● **Available records**
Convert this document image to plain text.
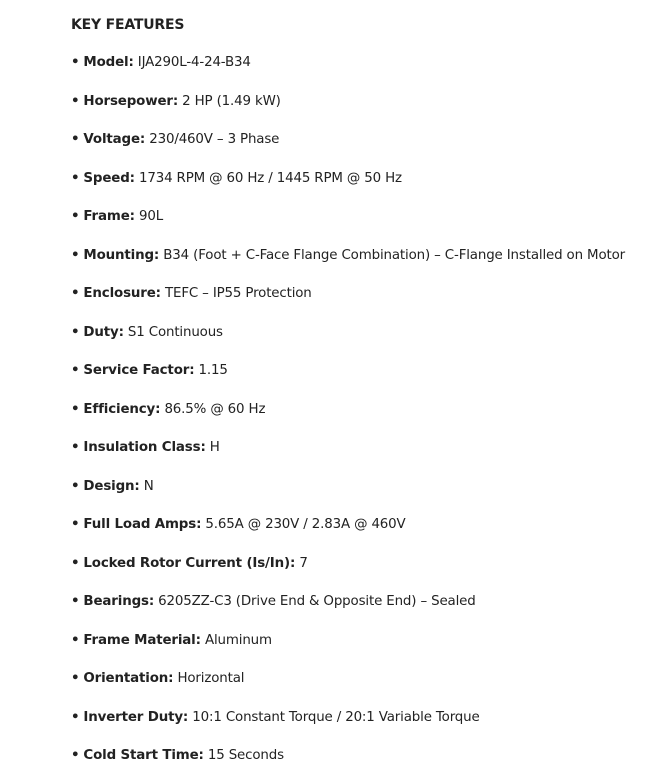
KEY FEATURES
• Model: IJA290L-4-24-B34
• Horsepower: 2 HP (1.49 kW)
• Voltage: 230/460V – 3 Phase
• Speed: 1734 RPM @ 60 Hz / 1445 RPM @ 50 Hz
• Frame: 90L
• Mounting: B34 (Foot + C-Face Flange Combination) – C-Flange Installed on Motor
• Enclosure: TEFC – IP55 Protection
• Duty: S1 Continuous
• Service Factor: 1.15
• Efficiency: 86.5% @ 60 Hz
• Insulation Class: H
• Design: N
• Full Load Amps: 5.65A @ 230V / 2.83A @ 460V
• Locked Rotor Current (Is/In): 7
• Bearings: 6205ZZ-C3 (Drive End & Opposite End) – Sealed
• Frame Material: Aluminum
• Orientation: Horizontal
• Inverter Duty: 10:1 Constant Torque / 20:1 Variable Torque
• Cold Start Time: 15 Seconds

● **Prompt**
Extract every line above containing the word "Duty".

● **Result for this task**
• Duty: S1 Continuous
• Inverter Duty: 10:1 Constant Torque / 20:1 Variable Torque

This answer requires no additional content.